Brief: Determine how many lines below include the string "test". Reply with the number only.

[Stored dataset items]
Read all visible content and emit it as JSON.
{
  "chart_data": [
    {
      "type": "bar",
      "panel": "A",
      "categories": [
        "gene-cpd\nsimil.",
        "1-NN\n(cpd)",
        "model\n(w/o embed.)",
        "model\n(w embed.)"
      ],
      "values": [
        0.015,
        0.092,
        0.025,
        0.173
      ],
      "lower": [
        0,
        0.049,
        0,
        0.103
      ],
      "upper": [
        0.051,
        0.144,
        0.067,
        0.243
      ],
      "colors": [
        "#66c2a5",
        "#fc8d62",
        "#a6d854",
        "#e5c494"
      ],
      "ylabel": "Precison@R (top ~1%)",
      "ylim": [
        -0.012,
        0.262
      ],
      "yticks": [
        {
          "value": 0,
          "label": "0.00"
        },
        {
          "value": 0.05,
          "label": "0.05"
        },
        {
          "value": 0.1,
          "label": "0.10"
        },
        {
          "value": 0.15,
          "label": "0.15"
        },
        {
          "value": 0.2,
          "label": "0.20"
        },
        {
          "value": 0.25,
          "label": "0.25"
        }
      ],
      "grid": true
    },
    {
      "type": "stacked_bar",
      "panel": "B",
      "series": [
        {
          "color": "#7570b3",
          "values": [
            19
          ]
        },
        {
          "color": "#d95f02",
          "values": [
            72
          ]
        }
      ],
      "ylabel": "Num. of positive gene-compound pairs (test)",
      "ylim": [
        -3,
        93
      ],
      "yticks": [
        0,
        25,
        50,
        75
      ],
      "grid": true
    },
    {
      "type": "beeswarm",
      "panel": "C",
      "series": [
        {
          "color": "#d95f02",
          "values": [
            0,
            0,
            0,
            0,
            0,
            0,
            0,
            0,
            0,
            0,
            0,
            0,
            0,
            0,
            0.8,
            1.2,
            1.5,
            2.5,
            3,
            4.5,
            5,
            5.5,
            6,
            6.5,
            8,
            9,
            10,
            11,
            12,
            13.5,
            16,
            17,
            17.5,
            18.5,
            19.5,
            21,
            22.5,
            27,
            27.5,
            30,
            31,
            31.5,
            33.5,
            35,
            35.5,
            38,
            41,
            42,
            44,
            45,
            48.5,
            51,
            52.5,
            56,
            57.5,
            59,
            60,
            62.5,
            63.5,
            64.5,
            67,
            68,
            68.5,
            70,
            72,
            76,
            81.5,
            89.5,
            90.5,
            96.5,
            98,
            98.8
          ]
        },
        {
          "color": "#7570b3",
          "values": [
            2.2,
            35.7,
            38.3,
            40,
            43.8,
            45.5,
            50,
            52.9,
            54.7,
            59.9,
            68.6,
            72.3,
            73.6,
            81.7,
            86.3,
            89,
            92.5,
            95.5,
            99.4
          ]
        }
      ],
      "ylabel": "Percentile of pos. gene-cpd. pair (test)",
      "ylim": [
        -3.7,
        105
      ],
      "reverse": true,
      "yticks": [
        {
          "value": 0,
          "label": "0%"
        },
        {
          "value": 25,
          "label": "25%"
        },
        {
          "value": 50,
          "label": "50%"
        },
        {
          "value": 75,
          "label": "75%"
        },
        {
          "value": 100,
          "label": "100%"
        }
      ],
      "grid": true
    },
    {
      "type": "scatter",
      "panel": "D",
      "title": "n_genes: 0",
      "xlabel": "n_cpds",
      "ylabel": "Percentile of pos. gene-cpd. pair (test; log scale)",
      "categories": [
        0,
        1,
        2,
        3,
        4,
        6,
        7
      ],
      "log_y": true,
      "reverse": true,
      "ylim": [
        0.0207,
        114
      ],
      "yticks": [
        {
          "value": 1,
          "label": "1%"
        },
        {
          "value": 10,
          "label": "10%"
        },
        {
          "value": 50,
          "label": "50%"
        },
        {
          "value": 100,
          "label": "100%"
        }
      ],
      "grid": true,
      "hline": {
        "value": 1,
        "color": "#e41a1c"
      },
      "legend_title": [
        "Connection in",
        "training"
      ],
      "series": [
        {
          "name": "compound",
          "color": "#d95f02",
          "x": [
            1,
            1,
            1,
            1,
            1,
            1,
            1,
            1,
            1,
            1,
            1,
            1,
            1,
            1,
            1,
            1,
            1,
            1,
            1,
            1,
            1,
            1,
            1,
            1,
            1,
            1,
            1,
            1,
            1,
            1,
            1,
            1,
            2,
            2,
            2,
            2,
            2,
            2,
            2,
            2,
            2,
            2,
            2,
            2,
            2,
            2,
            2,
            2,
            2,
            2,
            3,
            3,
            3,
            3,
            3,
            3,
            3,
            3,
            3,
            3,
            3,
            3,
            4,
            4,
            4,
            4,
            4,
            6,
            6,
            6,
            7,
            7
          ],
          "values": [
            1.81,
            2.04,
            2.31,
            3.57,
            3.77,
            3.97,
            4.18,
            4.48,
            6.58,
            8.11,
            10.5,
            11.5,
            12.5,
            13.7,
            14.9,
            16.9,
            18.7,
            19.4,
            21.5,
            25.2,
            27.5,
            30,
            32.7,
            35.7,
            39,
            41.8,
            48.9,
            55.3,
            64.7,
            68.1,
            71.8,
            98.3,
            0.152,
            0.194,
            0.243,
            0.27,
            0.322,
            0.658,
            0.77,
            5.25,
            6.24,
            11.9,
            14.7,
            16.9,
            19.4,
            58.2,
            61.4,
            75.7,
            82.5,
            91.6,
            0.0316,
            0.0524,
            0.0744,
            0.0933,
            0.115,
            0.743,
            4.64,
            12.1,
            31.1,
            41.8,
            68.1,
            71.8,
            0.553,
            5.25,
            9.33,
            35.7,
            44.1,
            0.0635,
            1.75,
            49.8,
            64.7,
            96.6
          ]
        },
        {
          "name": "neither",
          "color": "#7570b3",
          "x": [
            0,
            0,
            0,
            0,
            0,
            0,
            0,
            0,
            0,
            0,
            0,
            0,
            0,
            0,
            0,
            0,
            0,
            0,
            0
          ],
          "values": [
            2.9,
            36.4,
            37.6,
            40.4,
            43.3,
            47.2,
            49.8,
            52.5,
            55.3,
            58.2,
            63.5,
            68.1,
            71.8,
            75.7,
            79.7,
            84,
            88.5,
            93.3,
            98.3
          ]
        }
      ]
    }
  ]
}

Response to the exercise: 3